Data entries
<<<<

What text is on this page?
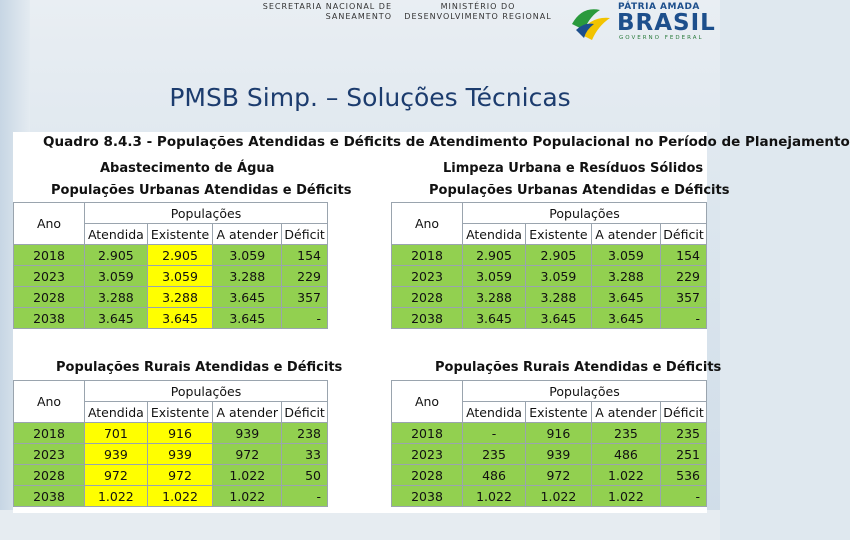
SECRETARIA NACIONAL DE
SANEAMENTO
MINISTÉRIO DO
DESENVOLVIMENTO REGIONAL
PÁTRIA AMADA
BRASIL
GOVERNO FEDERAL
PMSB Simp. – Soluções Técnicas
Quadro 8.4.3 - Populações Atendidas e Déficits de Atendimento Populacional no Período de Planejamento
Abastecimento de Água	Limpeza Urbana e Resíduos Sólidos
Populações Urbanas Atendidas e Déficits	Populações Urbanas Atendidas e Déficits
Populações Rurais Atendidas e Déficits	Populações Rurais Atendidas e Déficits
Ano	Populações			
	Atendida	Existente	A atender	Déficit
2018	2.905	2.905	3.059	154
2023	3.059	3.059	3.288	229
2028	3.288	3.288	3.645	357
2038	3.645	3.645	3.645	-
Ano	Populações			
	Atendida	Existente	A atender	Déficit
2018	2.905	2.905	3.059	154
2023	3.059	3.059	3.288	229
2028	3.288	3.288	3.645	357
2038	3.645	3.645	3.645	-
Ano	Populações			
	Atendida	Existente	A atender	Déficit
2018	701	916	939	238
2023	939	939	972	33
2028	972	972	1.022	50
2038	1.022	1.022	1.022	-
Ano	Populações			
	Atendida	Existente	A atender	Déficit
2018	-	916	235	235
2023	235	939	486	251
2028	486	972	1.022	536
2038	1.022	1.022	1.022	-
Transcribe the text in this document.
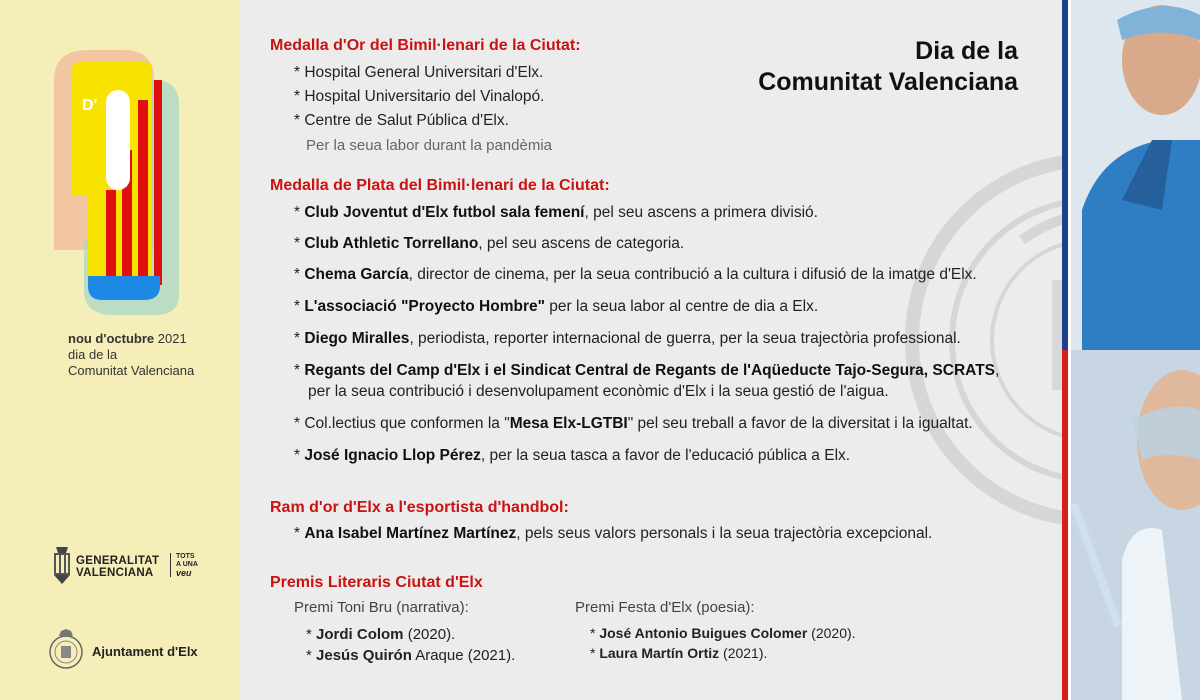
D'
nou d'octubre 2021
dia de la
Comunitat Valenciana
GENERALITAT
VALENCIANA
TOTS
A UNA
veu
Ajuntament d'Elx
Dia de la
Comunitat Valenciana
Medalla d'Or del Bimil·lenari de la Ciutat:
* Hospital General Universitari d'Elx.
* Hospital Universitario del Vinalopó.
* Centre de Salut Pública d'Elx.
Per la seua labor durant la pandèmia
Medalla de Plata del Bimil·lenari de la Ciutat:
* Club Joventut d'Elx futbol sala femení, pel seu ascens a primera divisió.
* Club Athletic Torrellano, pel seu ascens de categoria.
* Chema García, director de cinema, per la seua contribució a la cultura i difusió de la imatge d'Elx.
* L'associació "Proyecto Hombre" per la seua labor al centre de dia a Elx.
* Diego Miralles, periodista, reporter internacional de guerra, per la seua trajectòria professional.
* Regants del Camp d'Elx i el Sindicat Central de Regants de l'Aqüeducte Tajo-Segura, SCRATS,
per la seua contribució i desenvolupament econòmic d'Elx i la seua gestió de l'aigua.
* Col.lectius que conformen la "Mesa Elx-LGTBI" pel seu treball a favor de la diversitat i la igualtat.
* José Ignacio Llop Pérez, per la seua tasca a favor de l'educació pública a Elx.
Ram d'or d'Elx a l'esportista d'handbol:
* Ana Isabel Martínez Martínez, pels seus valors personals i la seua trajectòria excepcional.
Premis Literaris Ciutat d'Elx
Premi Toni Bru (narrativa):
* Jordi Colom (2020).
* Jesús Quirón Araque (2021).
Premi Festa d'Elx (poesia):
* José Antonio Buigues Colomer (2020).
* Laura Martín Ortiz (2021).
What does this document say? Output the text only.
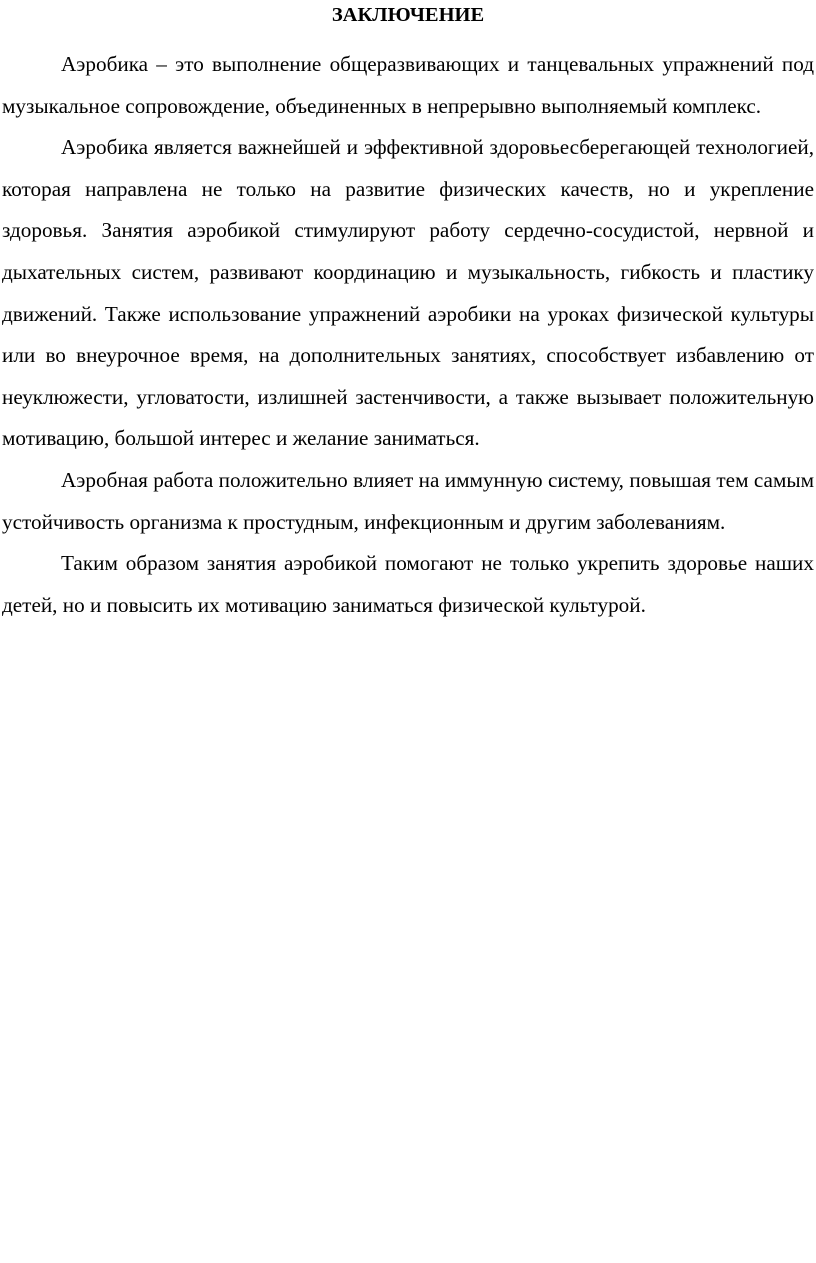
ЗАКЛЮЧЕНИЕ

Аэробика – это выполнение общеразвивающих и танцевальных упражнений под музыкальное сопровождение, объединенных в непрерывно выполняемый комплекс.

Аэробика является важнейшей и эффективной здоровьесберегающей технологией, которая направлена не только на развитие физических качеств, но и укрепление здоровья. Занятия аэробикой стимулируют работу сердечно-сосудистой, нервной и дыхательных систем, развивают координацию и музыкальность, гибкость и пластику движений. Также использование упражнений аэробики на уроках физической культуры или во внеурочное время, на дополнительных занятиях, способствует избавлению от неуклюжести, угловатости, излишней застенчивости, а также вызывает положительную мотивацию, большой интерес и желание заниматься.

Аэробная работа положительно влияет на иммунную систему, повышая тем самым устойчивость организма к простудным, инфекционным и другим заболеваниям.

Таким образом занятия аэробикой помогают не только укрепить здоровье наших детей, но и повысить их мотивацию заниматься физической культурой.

>>>>

Direction: Check each line of the records above for "trajectòria", and copy those that have it.

Result for this task:
* Diego Miralles, periodista, reporter internacional de guerra, per la seua trajectòria professional.
* Ana Isabel Martínez Martínez, pels seus valors personals i la seua trajectòria excepcional.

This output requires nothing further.